• _Problem details_
Copy out every line exactly as given.

* begin Input material *

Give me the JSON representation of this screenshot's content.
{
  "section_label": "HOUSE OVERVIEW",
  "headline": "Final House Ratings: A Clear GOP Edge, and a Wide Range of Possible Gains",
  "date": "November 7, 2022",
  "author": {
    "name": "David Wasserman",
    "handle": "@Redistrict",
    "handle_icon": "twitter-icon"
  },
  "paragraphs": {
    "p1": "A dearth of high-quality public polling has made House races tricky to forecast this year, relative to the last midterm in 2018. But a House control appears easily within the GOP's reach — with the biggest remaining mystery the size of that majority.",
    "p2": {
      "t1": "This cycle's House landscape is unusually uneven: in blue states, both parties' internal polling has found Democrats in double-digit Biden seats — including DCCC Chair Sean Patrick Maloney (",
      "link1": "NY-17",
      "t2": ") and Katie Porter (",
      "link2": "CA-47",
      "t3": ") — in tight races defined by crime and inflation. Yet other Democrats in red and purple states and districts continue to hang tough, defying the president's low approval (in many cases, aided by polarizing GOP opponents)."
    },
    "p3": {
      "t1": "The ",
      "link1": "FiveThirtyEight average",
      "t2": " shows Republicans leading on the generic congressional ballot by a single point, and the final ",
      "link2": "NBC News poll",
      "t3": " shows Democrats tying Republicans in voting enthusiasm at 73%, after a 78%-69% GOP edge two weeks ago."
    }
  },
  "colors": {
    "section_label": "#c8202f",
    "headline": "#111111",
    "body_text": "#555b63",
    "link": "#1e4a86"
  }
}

* end Input material *

• _Correct output_
Give me the JSON representation of this screenshot's content.
{
  "section_label": "HOUSE OVERVIEW",
  "headline": "Final House Ratings: A Clear GOP Edge, and a Wide Range of Possible Gains",
  "date": "November 7, 2022",
  "author": {
    "name": "David Wasserman",
    "handle": "@Redistrict",
    "handle_icon": "twitter-icon"
  },
  "paragraphs": {
    "p1": "A dearth of high-quality public polling has made House races tricky to forecast this year, relative to the last midterm in 2018. But a House control appears easily within the GOP's reach — with the biggest remaining mystery the size of that majority.",
    "p2": {
      "t1": "This cycle's House landscape is unusually uneven: in blue states, both parties' internal polling has found Democrats in double-digit Biden seats — including DCCC Chair Sean Patrick Maloney (",
      "link1": "NY-17",
      "t2": ") and Katie Porter (",
      "link2": "CA-47",
      "t3": ") — in tight races defined by crime and inflation. Yet other Democrats in red and purple states and districts continue to hang tough, defying the president's low approval (in many cases, aided by polarizing GOP opponents)."
    },
    "p3": {
      "t1": "The ",
      "link1": "FiveThirtyEight average",
      "t2": " shows Republicans leading on the generic congressional ballot by a single point, and the final ",
      "link2": "NBC News poll",
      "t3": " shows Democrats tying Republicans in voting enthusiasm at 73%, after a 78%-69% GOP edge two weeks ago."
    }
  },
  "colors": {
    "section_label": "#c8202f",
    "headline": "#111111",
    "body_text": "#555b63",
    "link": "#1e4a86"
  }
}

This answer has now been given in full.